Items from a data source
begin

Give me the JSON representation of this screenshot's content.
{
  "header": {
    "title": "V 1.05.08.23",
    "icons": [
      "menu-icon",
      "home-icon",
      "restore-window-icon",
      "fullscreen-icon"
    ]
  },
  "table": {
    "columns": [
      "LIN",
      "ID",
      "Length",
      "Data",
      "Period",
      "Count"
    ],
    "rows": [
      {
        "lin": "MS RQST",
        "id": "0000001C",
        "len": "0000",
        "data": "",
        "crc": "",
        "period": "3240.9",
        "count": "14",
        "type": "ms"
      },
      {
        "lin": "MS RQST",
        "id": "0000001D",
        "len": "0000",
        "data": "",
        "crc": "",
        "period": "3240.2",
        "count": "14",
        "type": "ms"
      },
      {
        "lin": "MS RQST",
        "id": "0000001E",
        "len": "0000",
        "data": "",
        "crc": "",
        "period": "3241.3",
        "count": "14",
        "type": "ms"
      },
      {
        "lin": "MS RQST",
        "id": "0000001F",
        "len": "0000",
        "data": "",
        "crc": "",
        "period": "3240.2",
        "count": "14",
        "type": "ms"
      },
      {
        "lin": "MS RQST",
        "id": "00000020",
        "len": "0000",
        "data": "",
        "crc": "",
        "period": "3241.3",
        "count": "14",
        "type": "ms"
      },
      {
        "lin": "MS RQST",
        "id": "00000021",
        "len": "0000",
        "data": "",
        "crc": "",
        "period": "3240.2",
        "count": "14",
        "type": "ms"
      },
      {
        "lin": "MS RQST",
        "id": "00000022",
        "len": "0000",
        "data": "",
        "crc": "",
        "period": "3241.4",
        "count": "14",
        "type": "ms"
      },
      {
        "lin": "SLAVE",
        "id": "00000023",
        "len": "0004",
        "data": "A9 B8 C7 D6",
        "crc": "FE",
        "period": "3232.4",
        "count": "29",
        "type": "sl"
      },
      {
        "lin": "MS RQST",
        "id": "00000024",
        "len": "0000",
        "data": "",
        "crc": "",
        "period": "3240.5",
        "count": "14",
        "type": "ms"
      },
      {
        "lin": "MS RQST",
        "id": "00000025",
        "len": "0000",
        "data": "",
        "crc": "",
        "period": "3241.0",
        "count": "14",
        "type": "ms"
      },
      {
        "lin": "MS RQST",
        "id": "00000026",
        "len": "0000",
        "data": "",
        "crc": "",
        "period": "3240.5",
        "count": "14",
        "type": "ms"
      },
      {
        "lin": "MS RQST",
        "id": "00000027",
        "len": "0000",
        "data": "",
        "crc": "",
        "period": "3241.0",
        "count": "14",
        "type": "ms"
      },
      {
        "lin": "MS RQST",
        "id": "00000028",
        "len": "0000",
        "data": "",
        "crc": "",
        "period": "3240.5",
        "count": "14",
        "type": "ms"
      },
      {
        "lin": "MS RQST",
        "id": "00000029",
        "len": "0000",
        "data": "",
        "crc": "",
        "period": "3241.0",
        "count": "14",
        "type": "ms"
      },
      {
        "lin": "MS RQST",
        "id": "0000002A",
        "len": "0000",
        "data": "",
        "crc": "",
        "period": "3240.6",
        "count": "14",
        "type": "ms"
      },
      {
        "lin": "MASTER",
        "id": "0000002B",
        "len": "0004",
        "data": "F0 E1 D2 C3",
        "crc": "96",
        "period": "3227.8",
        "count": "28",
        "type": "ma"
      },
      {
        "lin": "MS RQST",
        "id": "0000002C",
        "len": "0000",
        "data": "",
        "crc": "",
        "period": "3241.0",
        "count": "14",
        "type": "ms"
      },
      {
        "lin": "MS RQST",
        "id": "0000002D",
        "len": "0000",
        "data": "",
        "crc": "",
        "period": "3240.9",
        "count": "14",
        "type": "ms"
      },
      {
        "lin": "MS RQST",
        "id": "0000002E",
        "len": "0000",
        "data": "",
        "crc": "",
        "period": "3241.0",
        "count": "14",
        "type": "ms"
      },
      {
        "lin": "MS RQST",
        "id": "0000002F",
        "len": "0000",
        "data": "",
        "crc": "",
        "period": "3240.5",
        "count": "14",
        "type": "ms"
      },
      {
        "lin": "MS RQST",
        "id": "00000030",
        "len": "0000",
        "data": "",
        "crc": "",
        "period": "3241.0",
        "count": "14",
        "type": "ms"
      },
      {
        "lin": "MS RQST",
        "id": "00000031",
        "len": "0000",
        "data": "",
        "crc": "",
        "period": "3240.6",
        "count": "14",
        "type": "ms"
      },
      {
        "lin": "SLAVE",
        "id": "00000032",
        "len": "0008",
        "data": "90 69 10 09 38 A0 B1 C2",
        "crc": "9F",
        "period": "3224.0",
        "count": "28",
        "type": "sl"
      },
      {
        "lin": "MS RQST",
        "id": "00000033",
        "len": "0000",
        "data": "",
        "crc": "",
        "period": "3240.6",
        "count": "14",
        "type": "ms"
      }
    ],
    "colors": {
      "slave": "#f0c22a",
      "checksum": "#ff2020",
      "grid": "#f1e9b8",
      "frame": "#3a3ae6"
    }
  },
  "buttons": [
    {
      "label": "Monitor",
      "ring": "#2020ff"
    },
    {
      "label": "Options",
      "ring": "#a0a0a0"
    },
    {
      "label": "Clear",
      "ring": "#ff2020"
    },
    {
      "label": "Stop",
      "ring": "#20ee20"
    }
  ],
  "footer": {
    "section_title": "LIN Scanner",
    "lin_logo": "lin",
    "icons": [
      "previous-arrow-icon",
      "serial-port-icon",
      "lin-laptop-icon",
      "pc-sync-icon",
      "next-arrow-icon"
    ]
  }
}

end

Transcribe the data. Leave every line exactly as it is.

Give me the JSON representation of this screenshot's content.
{
  "header": {
    "title": "V 1.05.08.23",
    "icons": [
      "menu-icon",
      "home-icon",
      "restore-window-icon",
      "fullscreen-icon"
    ]
  },
  "table": {
    "columns": [
      "LIN",
      "ID",
      "Length",
      "Data",
      "Period",
      "Count"
    ],
    "rows": [
      {
        "lin": "MS RQST",
        "id": "0000001C",
        "len": "0000",
        "data": "",
        "crc": "",
        "period": "3240.9",
        "count": "14",
        "type": "ms"
      },
      {
        "lin": "MS RQST",
        "id": "0000001D",
        "len": "0000",
        "data": "",
        "crc": "",
        "period": "3240.2",
        "count": "14",
        "type": "ms"
      },
      {
        "lin": "MS RQST",
        "id": "0000001E",
        "len": "0000",
        "data": "",
        "crc": "",
        "period": "3241.3",
        "count": "14",
        "type": "ms"
      },
      {
        "lin": "MS RQST",
        "id": "0000001F",
        "len": "0000",
        "data": "",
        "crc": "",
        "period": "3240.2",
        "count": "14",
        "type": "ms"
      },
      {
        "lin": "MS RQST",
        "id": "00000020",
        "len": "0000",
        "data": "",
        "crc": "",
        "period": "3241.3",
        "count": "14",
        "type": "ms"
      },
      {
        "lin": "MS RQST",
        "id": "00000021",
        "len": "0000",
        "data": "",
        "crc": "",
        "period": "3240.2",
        "count": "14",
        "type": "ms"
      },
      {
        "lin": "MS RQST",
        "id": "00000022",
        "len": "0000",
        "data": "",
        "crc": "",
        "period": "3241.4",
        "count": "14",
        "type": "ms"
      },
      {
        "lin": "SLAVE",
        "id": "00000023",
        "len": "0004",
        "data": "A9 B8 C7 D6",
        "crc": "FE",
        "period": "3232.4",
        "count": "29",
        "type": "sl"
      },
      {
        "lin": "MS RQST",
        "id": "00000024",
        "len": "0000",
        "data": "",
        "crc": "",
        "period": "3240.5",
        "count": "14",
        "type": "ms"
      },
      {
        "lin": "MS RQST",
        "id": "00000025",
        "len": "0000",
        "data": "",
        "crc": "",
        "period": "3241.0",
        "count": "14",
        "type": "ms"
      },
      {
        "lin": "MS RQST",
        "id": "00000026",
        "len": "0000",
        "data": "",
        "crc": "",
        "period": "3240.5",
        "count": "14",
        "type": "ms"
      },
      {
        "lin": "MS RQST",
        "id": "00000027",
        "len": "0000",
        "data": "",
        "crc": "",
        "period": "3241.0",
        "count": "14",
        "type": "ms"
      },
      {
        "lin": "MS RQST",
        "id": "00000028",
        "len": "0000",
        "data": "",
        "crc": "",
        "period": "3240.5",
        "count": "14",
        "type": "ms"
      },
      {
        "lin": "MS RQST",
        "id": "00000029",
        "len": "0000",
        "data": "",
        "crc": "",
        "period": "3241.0",
        "count": "14",
        "type": "ms"
      },
      {
        "lin": "MS RQST",
        "id": "0000002A",
        "len": "0000",
        "data": "",
        "crc": "",
        "period": "3240.6",
        "count": "14",
        "type": "ms"
      },
      {
        "lin": "MASTER",
        "id": "0000002B",
        "len": "0004",
        "data": "F0 E1 D2 C3",
        "crc": "96",
        "period": "3227.8",
        "count": "28",
        "type": "ma"
      },
      {
        "lin": "MS RQST",
        "id": "0000002C",
        "len": "0000",
        "data": "",
        "crc": "",
        "period": "3241.0",
        "count": "14",
        "type": "ms"
      },
      {
        "lin": "MS RQST",
        "id": "0000002D",
        "len": "0000",
        "data": "",
        "crc": "",
        "period": "3240.9",
        "count": "14",
        "type": "ms"
      },
      {
        "lin": "MS RQST",
        "id": "0000002E",
        "len": "0000",
        "data": "",
        "crc": "",
        "period": "3241.0",
        "count": "14",
        "type": "ms"
      },
      {
        "lin": "MS RQST",
        "id": "0000002F",
        "len": "0000",
        "data": "",
        "crc": "",
        "period": "3240.5",
        "count": "14",
        "type": "ms"
      },
      {
        "lin": "MS RQST",
        "id": "00000030",
        "len": "0000",
        "data": "",
        "crc": "",
        "period": "3241.0",
        "count": "14",
        "type": "ms"
      },
      {
        "lin": "MS RQST",
        "id": "00000031",
        "len": "0000",
        "data": "",
        "crc": "",
        "period": "3240.6",
        "count": "14",
        "type": "ms"
      },
      {
        "lin": "SLAVE",
        "id": "00000032",
        "len": "0008",
        "data": "90 69 10 09 38 A0 B1 C2",
        "crc": "9F",
        "period": "3224.0",
        "count": "28",
        "type": "sl"
      },
      {
        "lin": "MS RQST",
        "id": "00000033",
        "len": "0000",
        "data": "",
        "crc": "",
        "period": "3240.6",
        "count": "14",
        "type": "ms"
      }
    ],
    "colors": {
      "slave": "#f0c22a",
      "checksum": "#ff2020",
      "grid": "#f1e9b8",
      "frame": "#3a3ae6"
    }
  },
  "buttons": [
    {
      "label": "Monitor",
      "ring": "#2020ff"
    },
    {
      "label": "Options",
      "ring": "#a0a0a0"
    },
    {
      "label": "Clear",
      "ring": "#ff2020"
    },
    {
      "label": "Stop",
      "ring": "#20ee20"
    }
  ],
  "footer": {
    "section_title": "LIN Scanner",
    "lin_logo": "lin",
    "icons": [
      "previous-arrow-icon",
      "serial-port-icon",
      "lin-laptop-icon",
      "pc-sync-icon",
      "next-arrow-icon"
    ]
  }
}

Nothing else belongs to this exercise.